**EXERCISE GOAL**
Show every line of the records below that contains the word "judgement".

**DATA SECTION**
%%
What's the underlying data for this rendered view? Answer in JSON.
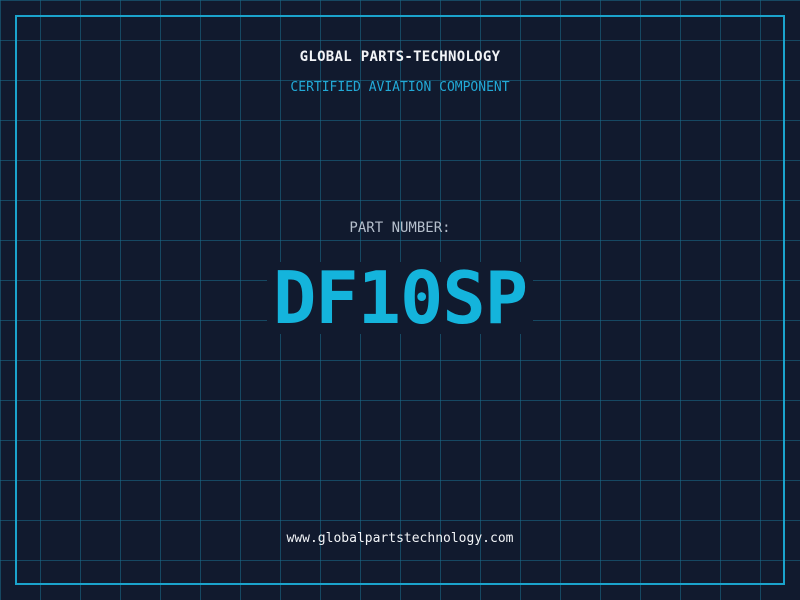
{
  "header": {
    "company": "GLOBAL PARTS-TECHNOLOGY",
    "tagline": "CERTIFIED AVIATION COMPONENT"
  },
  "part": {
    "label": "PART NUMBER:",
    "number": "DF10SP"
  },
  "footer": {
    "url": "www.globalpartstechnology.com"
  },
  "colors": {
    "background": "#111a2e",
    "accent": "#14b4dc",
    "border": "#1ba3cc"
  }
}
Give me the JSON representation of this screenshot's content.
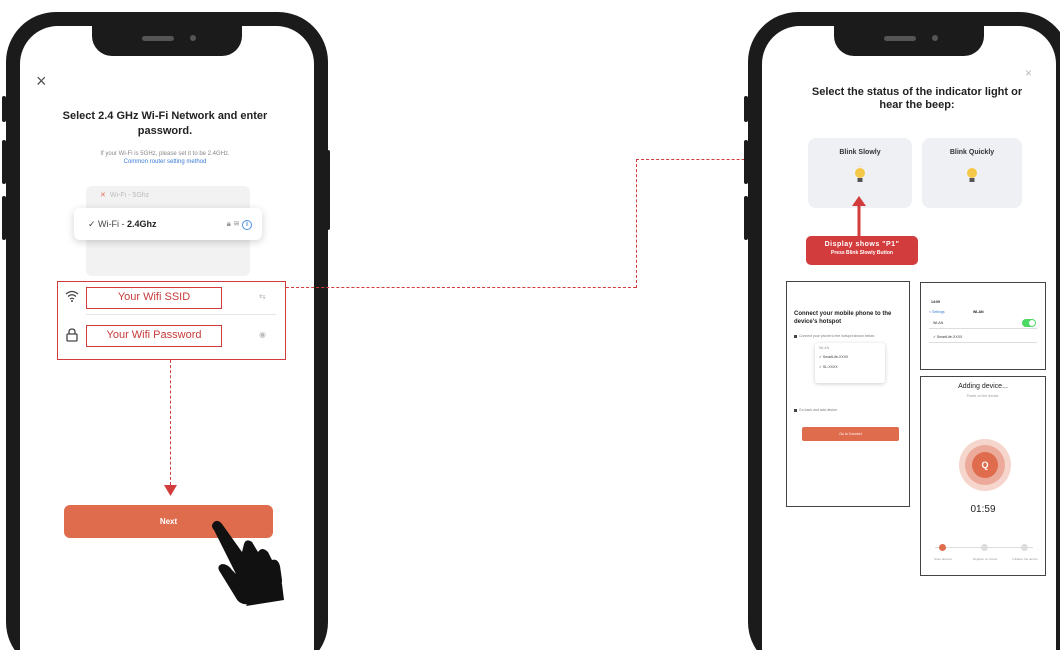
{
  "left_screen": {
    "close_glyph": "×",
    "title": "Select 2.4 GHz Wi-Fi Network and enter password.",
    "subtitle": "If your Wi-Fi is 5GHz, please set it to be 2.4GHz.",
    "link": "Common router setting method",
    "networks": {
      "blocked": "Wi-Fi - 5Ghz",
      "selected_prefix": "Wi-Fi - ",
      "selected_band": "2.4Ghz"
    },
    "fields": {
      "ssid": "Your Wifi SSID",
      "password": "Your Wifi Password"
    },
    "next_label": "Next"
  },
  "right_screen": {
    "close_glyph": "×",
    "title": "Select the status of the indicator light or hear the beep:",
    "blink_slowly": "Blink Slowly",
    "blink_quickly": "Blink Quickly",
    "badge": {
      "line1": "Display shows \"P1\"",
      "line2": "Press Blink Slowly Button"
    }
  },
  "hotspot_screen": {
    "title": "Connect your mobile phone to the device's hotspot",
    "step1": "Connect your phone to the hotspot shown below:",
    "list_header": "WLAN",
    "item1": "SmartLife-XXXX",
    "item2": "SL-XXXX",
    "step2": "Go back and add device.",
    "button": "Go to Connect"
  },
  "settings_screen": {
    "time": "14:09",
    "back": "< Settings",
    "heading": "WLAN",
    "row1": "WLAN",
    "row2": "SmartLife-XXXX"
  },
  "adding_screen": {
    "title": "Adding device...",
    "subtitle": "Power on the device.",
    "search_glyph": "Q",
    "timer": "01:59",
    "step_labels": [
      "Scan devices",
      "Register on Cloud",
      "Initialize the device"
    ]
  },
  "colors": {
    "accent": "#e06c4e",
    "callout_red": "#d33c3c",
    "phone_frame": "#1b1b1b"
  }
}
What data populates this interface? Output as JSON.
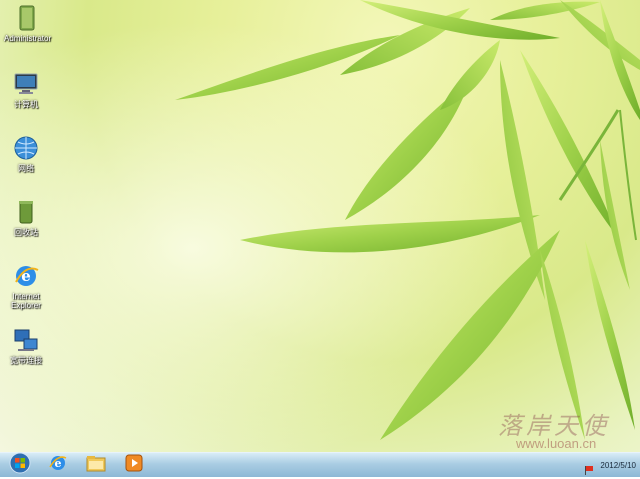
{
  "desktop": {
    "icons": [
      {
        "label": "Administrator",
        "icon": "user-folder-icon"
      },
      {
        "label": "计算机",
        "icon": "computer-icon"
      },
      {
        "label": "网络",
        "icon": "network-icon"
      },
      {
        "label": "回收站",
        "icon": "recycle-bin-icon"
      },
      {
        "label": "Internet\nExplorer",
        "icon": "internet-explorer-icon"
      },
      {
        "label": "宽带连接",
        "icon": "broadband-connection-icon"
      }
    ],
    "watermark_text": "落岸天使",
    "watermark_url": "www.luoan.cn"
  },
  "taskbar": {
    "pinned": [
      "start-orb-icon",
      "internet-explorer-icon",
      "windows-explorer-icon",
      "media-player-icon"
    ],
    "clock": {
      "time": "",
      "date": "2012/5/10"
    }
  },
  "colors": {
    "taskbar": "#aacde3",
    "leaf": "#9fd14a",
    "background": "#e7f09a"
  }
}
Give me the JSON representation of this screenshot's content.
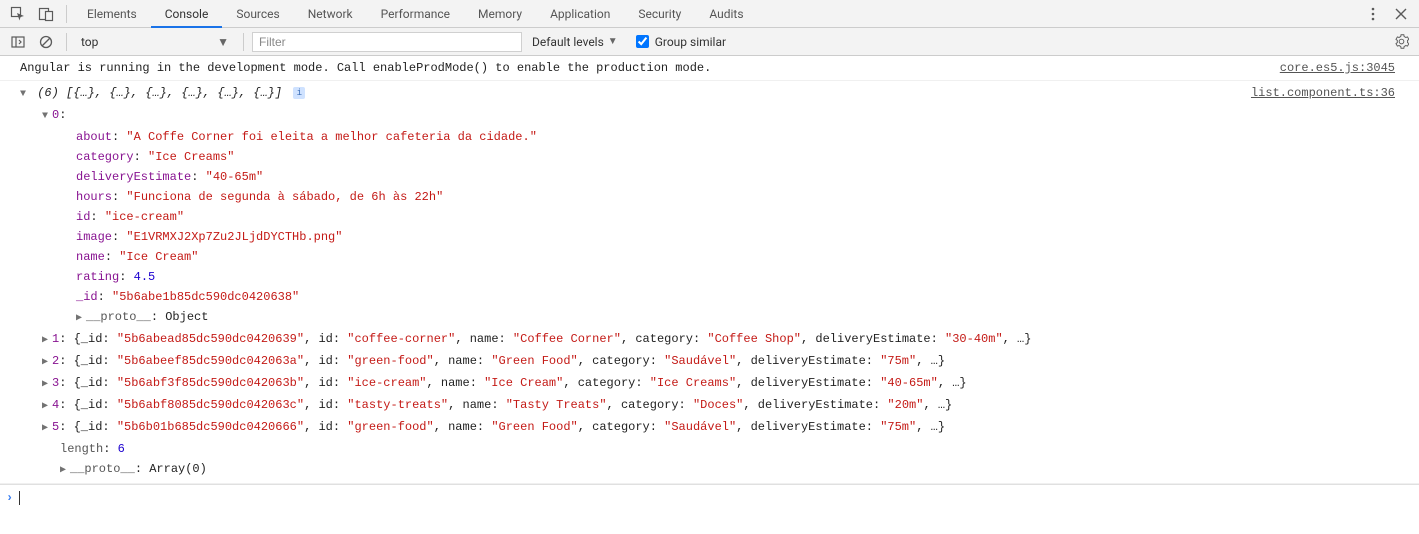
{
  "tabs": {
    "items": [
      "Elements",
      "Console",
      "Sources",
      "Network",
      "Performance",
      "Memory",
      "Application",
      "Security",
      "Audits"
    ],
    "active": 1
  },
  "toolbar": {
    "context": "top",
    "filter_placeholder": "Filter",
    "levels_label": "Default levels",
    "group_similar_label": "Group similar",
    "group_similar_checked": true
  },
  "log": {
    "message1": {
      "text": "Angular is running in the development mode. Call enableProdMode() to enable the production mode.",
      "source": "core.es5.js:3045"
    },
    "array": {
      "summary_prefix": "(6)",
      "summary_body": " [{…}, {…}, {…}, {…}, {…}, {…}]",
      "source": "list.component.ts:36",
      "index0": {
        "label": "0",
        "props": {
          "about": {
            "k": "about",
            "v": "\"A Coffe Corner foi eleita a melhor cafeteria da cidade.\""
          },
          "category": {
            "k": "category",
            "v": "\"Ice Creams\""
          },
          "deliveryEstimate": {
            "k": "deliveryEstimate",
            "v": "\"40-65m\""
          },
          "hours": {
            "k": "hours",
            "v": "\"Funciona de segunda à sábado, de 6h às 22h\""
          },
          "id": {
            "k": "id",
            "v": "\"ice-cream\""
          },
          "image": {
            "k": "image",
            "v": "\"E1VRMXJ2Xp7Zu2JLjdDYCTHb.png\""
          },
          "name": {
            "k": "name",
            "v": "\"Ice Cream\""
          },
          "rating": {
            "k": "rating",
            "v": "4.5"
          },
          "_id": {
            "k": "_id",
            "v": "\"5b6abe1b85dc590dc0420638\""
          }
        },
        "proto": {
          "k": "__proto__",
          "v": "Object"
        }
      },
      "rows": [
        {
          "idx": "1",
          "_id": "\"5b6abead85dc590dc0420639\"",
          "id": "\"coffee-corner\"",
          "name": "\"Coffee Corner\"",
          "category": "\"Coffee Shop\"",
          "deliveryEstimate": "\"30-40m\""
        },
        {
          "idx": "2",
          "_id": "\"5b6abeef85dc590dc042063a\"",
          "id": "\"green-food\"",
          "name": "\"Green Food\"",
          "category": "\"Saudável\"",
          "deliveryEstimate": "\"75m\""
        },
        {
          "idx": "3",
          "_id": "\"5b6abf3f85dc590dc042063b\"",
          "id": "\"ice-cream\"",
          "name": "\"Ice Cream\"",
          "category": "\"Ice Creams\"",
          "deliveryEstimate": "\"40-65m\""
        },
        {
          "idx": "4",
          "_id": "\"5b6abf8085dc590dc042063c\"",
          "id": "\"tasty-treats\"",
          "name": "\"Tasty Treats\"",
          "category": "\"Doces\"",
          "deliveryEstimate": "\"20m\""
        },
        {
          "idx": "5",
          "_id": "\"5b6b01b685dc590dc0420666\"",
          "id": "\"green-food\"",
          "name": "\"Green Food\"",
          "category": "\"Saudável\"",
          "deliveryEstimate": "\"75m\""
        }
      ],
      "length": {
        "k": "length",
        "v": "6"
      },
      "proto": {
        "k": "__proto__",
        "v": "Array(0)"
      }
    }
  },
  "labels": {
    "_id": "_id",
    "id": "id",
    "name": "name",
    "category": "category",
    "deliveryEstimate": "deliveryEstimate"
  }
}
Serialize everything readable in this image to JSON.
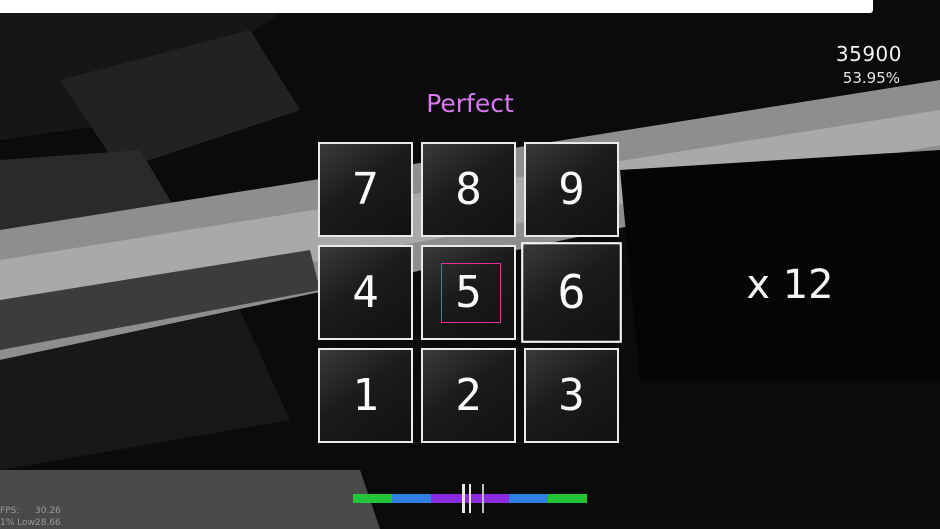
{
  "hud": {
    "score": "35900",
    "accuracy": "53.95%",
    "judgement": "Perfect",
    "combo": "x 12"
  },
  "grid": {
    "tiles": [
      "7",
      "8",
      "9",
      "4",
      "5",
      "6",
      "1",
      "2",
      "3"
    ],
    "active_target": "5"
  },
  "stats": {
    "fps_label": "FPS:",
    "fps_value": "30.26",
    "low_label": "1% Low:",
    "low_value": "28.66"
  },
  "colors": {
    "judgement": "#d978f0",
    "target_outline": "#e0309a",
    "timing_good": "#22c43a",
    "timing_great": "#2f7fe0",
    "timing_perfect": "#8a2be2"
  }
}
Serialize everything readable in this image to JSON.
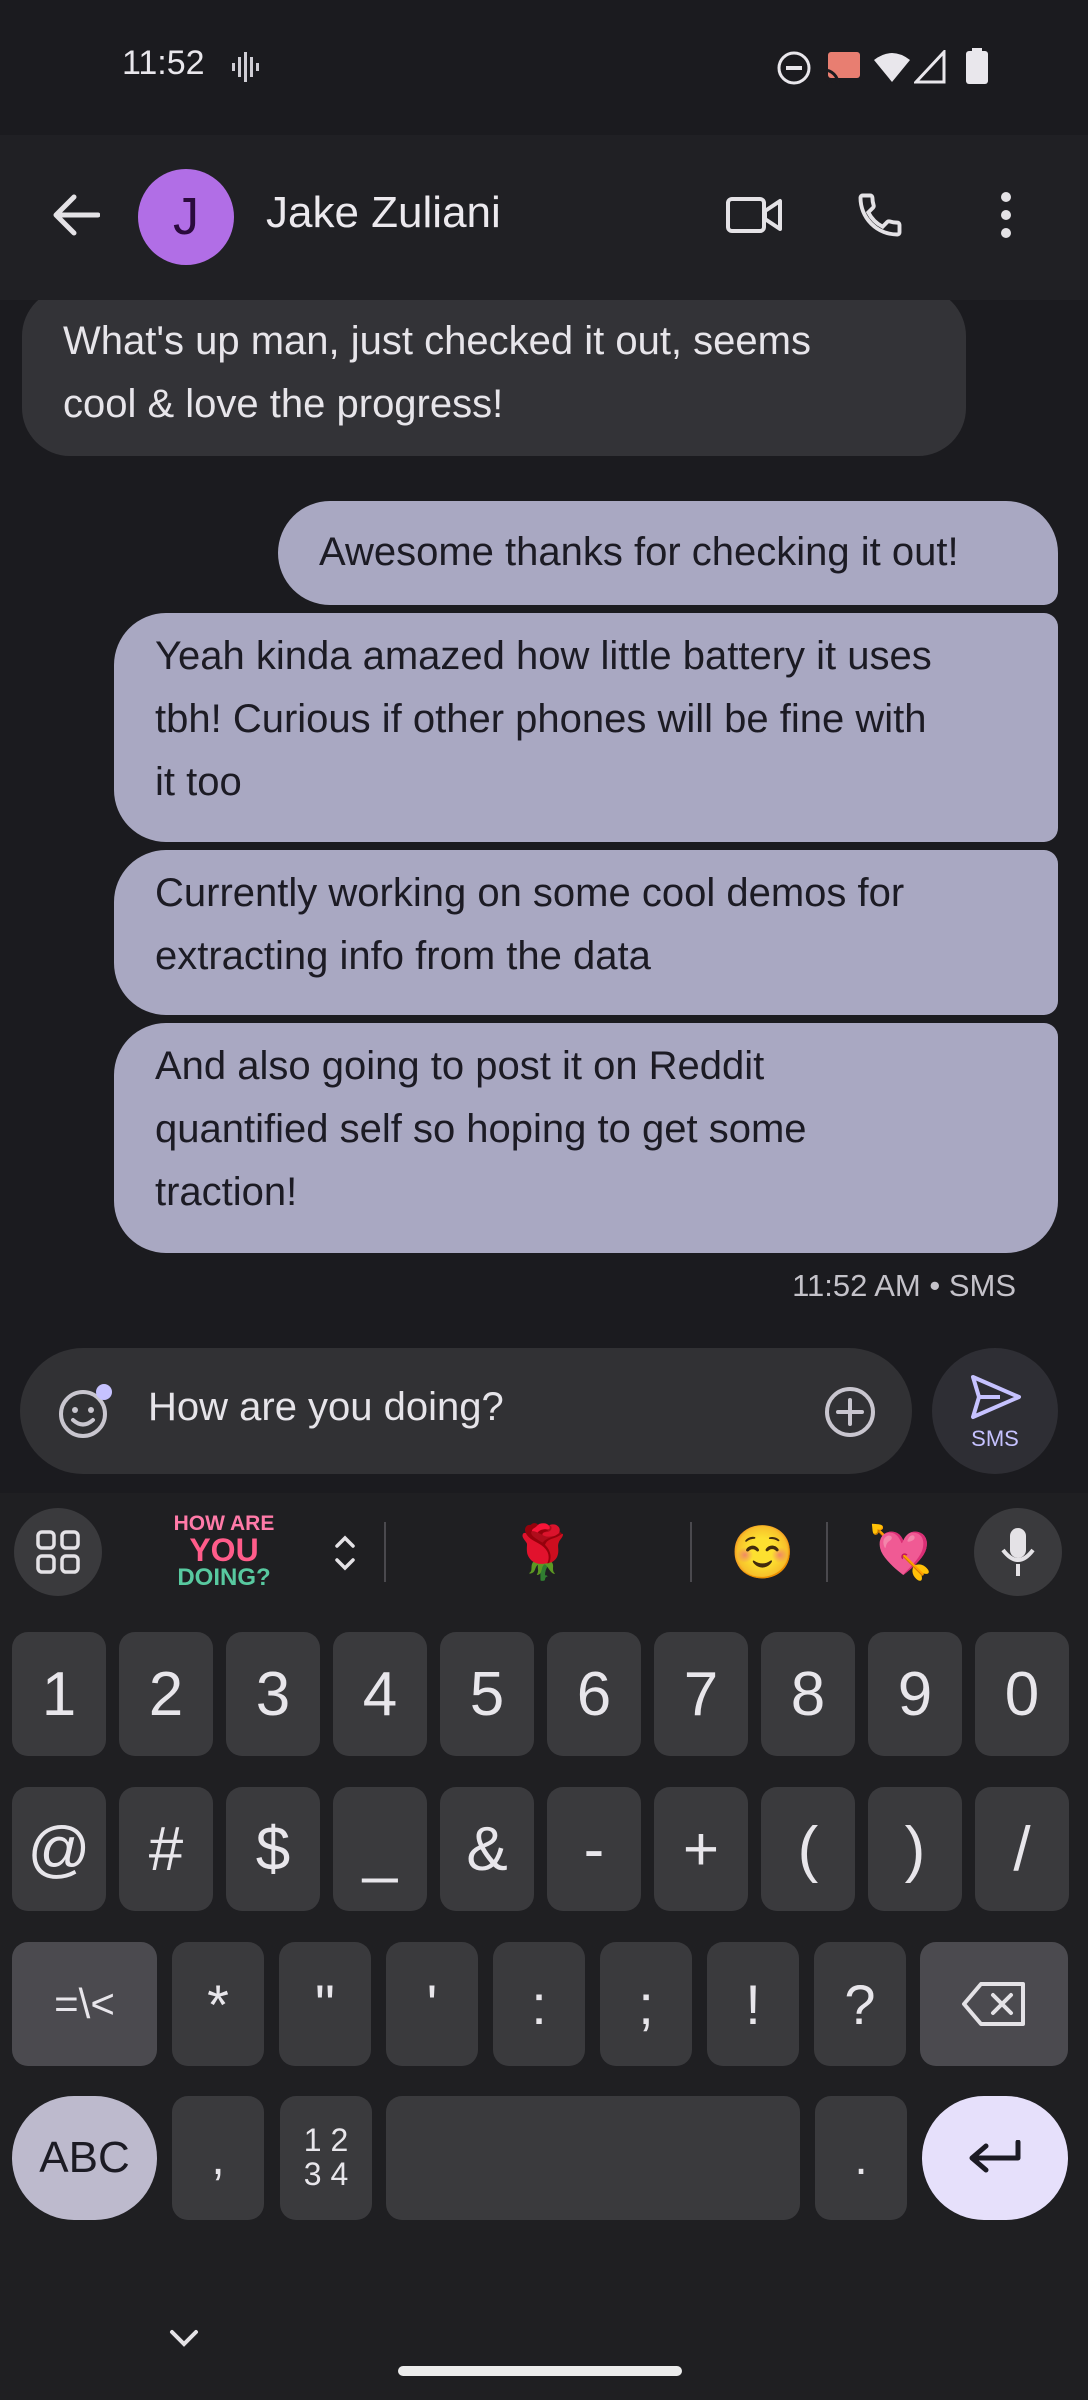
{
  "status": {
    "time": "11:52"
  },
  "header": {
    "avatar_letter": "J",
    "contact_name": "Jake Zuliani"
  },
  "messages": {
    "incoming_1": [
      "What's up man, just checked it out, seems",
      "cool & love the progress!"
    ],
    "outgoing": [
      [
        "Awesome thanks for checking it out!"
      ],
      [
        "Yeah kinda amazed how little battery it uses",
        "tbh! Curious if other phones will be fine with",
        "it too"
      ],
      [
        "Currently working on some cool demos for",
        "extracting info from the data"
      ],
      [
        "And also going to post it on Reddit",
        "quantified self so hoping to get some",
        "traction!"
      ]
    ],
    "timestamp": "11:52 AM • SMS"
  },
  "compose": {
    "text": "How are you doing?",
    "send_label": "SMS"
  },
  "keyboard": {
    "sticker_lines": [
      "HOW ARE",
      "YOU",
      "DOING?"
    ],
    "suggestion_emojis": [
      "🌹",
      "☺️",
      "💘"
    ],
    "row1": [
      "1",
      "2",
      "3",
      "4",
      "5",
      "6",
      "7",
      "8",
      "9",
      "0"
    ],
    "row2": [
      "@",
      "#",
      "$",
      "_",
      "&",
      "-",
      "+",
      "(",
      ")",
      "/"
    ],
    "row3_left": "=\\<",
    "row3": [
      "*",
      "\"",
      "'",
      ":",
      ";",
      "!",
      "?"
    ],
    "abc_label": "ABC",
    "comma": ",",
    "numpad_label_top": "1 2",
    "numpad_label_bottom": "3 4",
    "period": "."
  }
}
%%
**RESULT BELOW**
    "judgement": "Perfect",
    "judgement": "#d978f0",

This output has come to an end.